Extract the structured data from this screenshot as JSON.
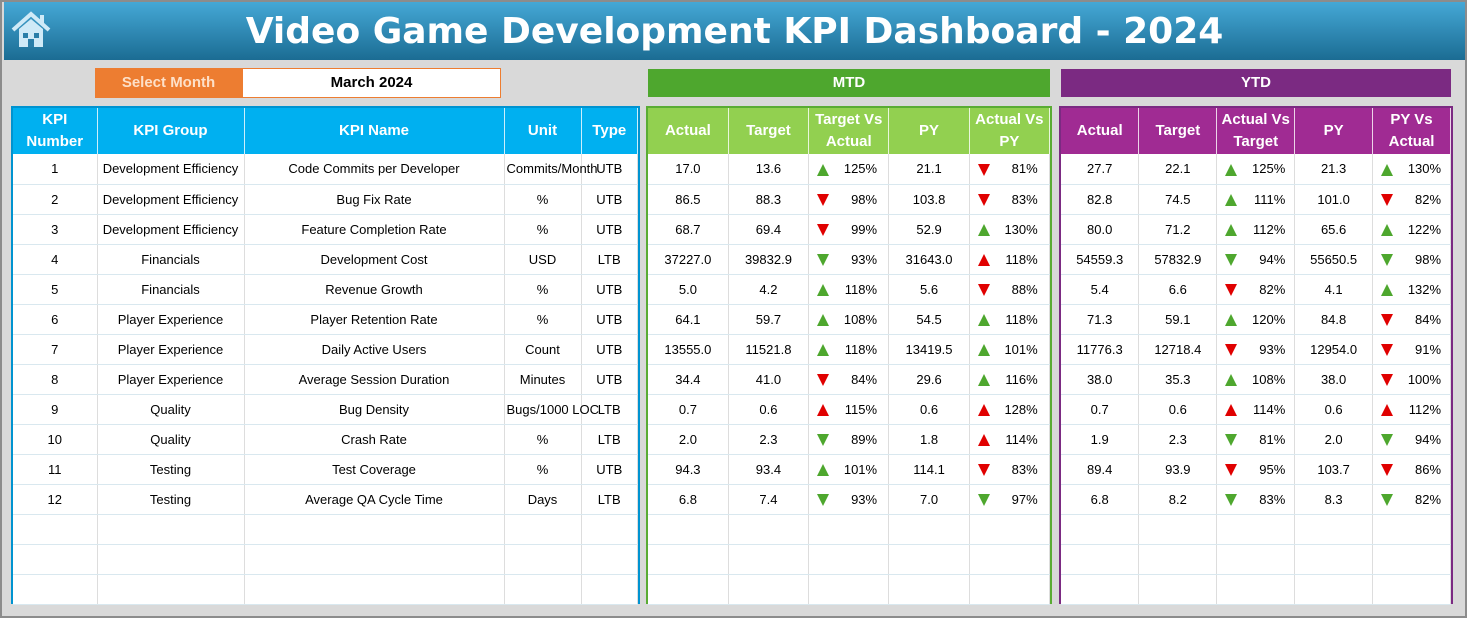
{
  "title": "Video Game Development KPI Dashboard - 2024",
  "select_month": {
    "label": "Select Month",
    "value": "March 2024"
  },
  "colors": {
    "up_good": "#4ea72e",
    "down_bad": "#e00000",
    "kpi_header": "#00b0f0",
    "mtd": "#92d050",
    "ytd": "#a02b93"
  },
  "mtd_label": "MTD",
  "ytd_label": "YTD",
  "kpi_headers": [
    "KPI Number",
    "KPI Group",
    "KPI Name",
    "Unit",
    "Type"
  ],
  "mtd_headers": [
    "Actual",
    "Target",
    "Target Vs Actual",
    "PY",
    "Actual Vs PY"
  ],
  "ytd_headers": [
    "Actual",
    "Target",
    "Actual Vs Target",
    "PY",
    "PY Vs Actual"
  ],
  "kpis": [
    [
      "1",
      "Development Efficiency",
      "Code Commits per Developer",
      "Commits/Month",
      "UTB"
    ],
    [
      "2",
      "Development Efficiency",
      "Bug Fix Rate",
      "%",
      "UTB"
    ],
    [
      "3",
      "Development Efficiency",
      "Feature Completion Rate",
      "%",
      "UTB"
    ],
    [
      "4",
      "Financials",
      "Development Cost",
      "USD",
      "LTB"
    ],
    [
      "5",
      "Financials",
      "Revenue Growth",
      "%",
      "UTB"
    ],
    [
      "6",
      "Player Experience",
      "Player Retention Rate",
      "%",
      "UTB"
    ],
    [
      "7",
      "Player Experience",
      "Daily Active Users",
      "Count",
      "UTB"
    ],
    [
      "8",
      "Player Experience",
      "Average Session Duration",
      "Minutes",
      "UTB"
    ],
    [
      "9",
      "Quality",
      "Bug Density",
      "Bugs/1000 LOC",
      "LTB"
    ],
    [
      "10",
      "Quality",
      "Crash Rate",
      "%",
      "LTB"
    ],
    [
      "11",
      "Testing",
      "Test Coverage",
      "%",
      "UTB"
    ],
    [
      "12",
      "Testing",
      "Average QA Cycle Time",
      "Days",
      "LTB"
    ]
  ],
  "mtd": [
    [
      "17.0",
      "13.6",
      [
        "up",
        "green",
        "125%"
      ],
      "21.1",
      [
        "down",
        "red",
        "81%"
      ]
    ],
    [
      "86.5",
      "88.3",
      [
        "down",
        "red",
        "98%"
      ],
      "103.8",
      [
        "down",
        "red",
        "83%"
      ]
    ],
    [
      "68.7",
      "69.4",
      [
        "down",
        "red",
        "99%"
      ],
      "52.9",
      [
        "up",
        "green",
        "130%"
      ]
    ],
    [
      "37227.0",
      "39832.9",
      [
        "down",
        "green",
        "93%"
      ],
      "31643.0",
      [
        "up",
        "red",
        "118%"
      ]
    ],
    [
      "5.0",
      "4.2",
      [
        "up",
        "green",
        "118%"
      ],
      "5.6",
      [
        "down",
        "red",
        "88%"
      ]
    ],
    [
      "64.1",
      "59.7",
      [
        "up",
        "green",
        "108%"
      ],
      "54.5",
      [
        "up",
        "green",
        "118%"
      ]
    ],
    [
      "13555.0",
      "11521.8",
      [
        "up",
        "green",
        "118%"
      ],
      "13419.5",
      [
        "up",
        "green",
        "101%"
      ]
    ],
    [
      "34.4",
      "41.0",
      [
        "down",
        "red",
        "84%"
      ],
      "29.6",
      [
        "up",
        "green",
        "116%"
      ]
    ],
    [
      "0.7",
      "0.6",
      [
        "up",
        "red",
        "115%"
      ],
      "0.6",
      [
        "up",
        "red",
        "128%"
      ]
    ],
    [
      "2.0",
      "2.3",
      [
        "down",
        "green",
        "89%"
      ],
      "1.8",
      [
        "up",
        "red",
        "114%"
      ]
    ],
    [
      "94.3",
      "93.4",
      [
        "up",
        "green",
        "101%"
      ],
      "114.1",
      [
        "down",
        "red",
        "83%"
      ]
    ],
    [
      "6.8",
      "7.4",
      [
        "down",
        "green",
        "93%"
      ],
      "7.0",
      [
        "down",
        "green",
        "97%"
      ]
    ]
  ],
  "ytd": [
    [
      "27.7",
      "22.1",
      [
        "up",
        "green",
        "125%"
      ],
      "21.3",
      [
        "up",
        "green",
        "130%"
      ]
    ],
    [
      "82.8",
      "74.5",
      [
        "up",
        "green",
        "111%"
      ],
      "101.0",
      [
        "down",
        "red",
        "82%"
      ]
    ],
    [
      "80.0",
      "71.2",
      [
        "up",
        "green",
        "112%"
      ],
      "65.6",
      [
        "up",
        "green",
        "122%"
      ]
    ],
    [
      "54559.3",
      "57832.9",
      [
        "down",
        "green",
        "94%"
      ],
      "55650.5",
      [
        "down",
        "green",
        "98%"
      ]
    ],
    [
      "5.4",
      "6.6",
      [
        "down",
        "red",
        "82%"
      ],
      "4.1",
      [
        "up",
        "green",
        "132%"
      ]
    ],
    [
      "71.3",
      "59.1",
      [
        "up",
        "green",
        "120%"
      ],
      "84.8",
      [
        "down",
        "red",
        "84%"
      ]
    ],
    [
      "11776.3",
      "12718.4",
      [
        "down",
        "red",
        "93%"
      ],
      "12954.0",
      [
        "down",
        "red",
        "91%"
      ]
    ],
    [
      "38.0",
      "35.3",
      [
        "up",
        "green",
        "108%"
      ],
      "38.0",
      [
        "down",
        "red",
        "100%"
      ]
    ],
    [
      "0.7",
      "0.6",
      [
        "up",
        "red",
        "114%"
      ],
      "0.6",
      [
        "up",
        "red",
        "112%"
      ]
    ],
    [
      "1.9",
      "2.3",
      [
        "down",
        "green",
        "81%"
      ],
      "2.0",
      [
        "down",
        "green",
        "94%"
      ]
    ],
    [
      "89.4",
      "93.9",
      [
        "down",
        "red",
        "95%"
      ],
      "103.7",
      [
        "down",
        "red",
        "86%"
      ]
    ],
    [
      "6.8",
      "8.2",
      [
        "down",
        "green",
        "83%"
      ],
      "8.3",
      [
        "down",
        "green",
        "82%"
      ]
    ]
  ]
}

# # #

→ THE PROBLEM: Repeat the listing in full and exactly. Do not include any images.

→ THE OUTPUT:
Extract the structured data from this screenshot as JSON.
{
  "title": "Video Game Development KPI Dashboard - 2024",
  "select_month": {
    "label": "Select Month",
    "value": "March 2024"
  },
  "colors": {
    "up_good": "#4ea72e",
    "down_bad": "#e00000",
    "kpi_header": "#00b0f0",
    "mtd": "#92d050",
    "ytd": "#a02b93"
  },
  "mtd_label": "MTD",
  "ytd_label": "YTD",
  "kpi_headers": [
    "KPI Number",
    "KPI Group",
    "KPI Name",
    "Unit",
    "Type"
  ],
  "mtd_headers": [
    "Actual",
    "Target",
    "Target Vs Actual",
    "PY",
    "Actual Vs PY"
  ],
  "ytd_headers": [
    "Actual",
    "Target",
    "Actual Vs Target",
    "PY",
    "PY Vs Actual"
  ],
  "kpis": [
    [
      "1",
      "Development Efficiency",
      "Code Commits per Developer",
      "Commits/Month",
      "UTB"
    ],
    [
      "2",
      "Development Efficiency",
      "Bug Fix Rate",
      "%",
      "UTB"
    ],
    [
      "3",
      "Development Efficiency",
      "Feature Completion Rate",
      "%",
      "UTB"
    ],
    [
      "4",
      "Financials",
      "Development Cost",
      "USD",
      "LTB"
    ],
    [
      "5",
      "Financials",
      "Revenue Growth",
      "%",
      "UTB"
    ],
    [
      "6",
      "Player Experience",
      "Player Retention Rate",
      "%",
      "UTB"
    ],
    [
      "7",
      "Player Experience",
      "Daily Active Users",
      "Count",
      "UTB"
    ],
    [
      "8",
      "Player Experience",
      "Average Session Duration",
      "Minutes",
      "UTB"
    ],
    [
      "9",
      "Quality",
      "Bug Density",
      "Bugs/1000 LOC",
      "LTB"
    ],
    [
      "10",
      "Quality",
      "Crash Rate",
      "%",
      "LTB"
    ],
    [
      "11",
      "Testing",
      "Test Coverage",
      "%",
      "UTB"
    ],
    [
      "12",
      "Testing",
      "Average QA Cycle Time",
      "Days",
      "LTB"
    ]
  ],
  "mtd": [
    [
      "17.0",
      "13.6",
      [
        "up",
        "green",
        "125%"
      ],
      "21.1",
      [
        "down",
        "red",
        "81%"
      ]
    ],
    [
      "86.5",
      "88.3",
      [
        "down",
        "red",
        "98%"
      ],
      "103.8",
      [
        "down",
        "red",
        "83%"
      ]
    ],
    [
      "68.7",
      "69.4",
      [
        "down",
        "red",
        "99%"
      ],
      "52.9",
      [
        "up",
        "green",
        "130%"
      ]
    ],
    [
      "37227.0",
      "39832.9",
      [
        "down",
        "green",
        "93%"
      ],
      "31643.0",
      [
        "up",
        "red",
        "118%"
      ]
    ],
    [
      "5.0",
      "4.2",
      [
        "up",
        "green",
        "118%"
      ],
      "5.6",
      [
        "down",
        "red",
        "88%"
      ]
    ],
    [
      "64.1",
      "59.7",
      [
        "up",
        "green",
        "108%"
      ],
      "54.5",
      [
        "up",
        "green",
        "118%"
      ]
    ],
    [
      "13555.0",
      "11521.8",
      [
        "up",
        "green",
        "118%"
      ],
      "13419.5",
      [
        "up",
        "green",
        "101%"
      ]
    ],
    [
      "34.4",
      "41.0",
      [
        "down",
        "red",
        "84%"
      ],
      "29.6",
      [
        "up",
        "green",
        "116%"
      ]
    ],
    [
      "0.7",
      "0.6",
      [
        "up",
        "red",
        "115%"
      ],
      "0.6",
      [
        "up",
        "red",
        "128%"
      ]
    ],
    [
      "2.0",
      "2.3",
      [
        "down",
        "green",
        "89%"
      ],
      "1.8",
      [
        "up",
        "red",
        "114%"
      ]
    ],
    [
      "94.3",
      "93.4",
      [
        "up",
        "green",
        "101%"
      ],
      "114.1",
      [
        "down",
        "red",
        "83%"
      ]
    ],
    [
      "6.8",
      "7.4",
      [
        "down",
        "green",
        "93%"
      ],
      "7.0",
      [
        "down",
        "green",
        "97%"
      ]
    ]
  ],
  "ytd": [
    [
      "27.7",
      "22.1",
      [
        "up",
        "green",
        "125%"
      ],
      "21.3",
      [
        "up",
        "green",
        "130%"
      ]
    ],
    [
      "82.8",
      "74.5",
      [
        "up",
        "green",
        "111%"
      ],
      "101.0",
      [
        "down",
        "red",
        "82%"
      ]
    ],
    [
      "80.0",
      "71.2",
      [
        "up",
        "green",
        "112%"
      ],
      "65.6",
      [
        "up",
        "green",
        "122%"
      ]
    ],
    [
      "54559.3",
      "57832.9",
      [
        "down",
        "green",
        "94%"
      ],
      "55650.5",
      [
        "down",
        "green",
        "98%"
      ]
    ],
    [
      "5.4",
      "6.6",
      [
        "down",
        "red",
        "82%"
      ],
      "4.1",
      [
        "up",
        "green",
        "132%"
      ]
    ],
    [
      "71.3",
      "59.1",
      [
        "up",
        "green",
        "120%"
      ],
      "84.8",
      [
        "down",
        "red",
        "84%"
      ]
    ],
    [
      "11776.3",
      "12718.4",
      [
        "down",
        "red",
        "93%"
      ],
      "12954.0",
      [
        "down",
        "red",
        "91%"
      ]
    ],
    [
      "38.0",
      "35.3",
      [
        "up",
        "green",
        "108%"
      ],
      "38.0",
      [
        "down",
        "red",
        "100%"
      ]
    ],
    [
      "0.7",
      "0.6",
      [
        "up",
        "red",
        "114%"
      ],
      "0.6",
      [
        "up",
        "red",
        "112%"
      ]
    ],
    [
      "1.9",
      "2.3",
      [
        "down",
        "green",
        "81%"
      ],
      "2.0",
      [
        "down",
        "green",
        "94%"
      ]
    ],
    [
      "89.4",
      "93.9",
      [
        "down",
        "red",
        "95%"
      ],
      "103.7",
      [
        "down",
        "red",
        "86%"
      ]
    ],
    [
      "6.8",
      "8.2",
      [
        "down",
        "green",
        "83%"
      ],
      "8.3",
      [
        "down",
        "green",
        "82%"
      ]
    ]
  ]
}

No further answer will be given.